TASK BRIEF: Set down exactly the lines from the one containing "Type out the text in this image." through the last line of the records below, both included, and nothing else.

(Stored records)
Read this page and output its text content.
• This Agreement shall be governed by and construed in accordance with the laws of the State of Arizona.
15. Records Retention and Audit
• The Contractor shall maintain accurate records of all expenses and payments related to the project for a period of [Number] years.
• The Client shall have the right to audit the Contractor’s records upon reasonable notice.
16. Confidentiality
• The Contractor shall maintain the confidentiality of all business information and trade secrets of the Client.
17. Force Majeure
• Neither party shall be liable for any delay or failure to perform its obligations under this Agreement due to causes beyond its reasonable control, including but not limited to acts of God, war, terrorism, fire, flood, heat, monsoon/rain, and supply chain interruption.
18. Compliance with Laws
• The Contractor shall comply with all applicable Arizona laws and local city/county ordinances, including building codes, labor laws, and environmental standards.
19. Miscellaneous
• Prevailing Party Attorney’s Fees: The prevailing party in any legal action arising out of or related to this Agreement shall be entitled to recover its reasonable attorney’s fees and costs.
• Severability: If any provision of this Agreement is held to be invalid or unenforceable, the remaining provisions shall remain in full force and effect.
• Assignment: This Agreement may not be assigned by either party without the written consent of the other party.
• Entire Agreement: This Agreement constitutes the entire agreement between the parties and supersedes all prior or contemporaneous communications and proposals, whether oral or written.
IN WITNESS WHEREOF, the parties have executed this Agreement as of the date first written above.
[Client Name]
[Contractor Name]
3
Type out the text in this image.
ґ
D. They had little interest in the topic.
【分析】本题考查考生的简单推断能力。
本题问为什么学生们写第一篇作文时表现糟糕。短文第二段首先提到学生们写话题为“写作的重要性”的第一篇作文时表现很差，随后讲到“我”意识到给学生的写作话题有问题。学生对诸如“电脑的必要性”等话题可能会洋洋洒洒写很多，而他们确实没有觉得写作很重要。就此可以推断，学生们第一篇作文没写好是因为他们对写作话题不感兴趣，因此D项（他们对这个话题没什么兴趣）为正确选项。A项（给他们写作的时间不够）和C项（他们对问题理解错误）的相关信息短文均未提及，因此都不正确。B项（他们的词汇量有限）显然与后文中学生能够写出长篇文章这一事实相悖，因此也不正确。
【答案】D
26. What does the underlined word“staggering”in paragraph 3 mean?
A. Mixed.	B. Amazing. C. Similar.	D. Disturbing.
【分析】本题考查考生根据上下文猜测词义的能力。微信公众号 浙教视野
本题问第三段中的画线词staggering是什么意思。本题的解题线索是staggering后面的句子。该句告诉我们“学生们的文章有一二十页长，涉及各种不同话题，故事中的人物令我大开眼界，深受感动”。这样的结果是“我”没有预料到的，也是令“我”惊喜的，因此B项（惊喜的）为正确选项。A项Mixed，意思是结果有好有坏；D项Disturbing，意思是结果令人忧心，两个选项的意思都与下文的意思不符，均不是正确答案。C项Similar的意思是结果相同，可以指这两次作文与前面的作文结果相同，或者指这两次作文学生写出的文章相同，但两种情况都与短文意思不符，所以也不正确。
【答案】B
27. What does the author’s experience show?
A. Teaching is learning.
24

EXERCISE OUTPUT:
Type out the text in this image.
ґ
D. They had little interest in the topic.
【分析】本题考查考生的简单推断能力。
本题问为什么学生们写第一篇作文时表现糟糕。短文第二段首先提到学生们写话题为“写作的重要性”的第一篇作文时表现很差，随后讲到“我”意识到给学生的写作话题有问题。学生对诸如“电脑的必要性”等话题可能会洋洋洒洒写很多，而他们确实没有觉得写作很重要。就此可以推断，学生们第一篇作文没写好是因为他们对写作话题不感兴趣，因此D项（他们对这个话题没什么兴趣）为正确选项。A项（给他们写作的时间不够）和C项（他们对问题理解错误）的相关信息短文均未提及，因此都不正确。B项（他们的词汇量有限）显然与后文中学生能够写出长篇文章这一事实相悖，因此也不正确。
【答案】D
26. What does the underlined word“staggering”in paragraph 3 mean?
A. Mixed.	B. Amazing. C. Similar.	D. Disturbing.
【分析】本题考查考生根据上下文猜测词义的能力。微信公众号 浙教视野
本题问第三段中的画线词staggering是什么意思。本题的解题线索是staggering后面的句子。该句告诉我们“学生们的文章有一二十页长，涉及各种不同话题，故事中的人物令我大开眼界，深受感动”。这样的结果是“我”没有预料到的，也是令“我”惊喜的，因此B项（惊喜的）为正确选项。A项Mixed，意思是结果有好有坏；D项Disturbing，意思是结果令人忧心，两个选项的意思都与下文的意思不符，均不是正确答案。C项Similar的意思是结果相同，可以指这两次作文与前面的作文结果相同，或者指这两次作文学生写出的文章相同，但两种情况都与短文意思不符，所以也不正确。
【答案】B
27. What does the author’s experience show?
A. Teaching is learning.
24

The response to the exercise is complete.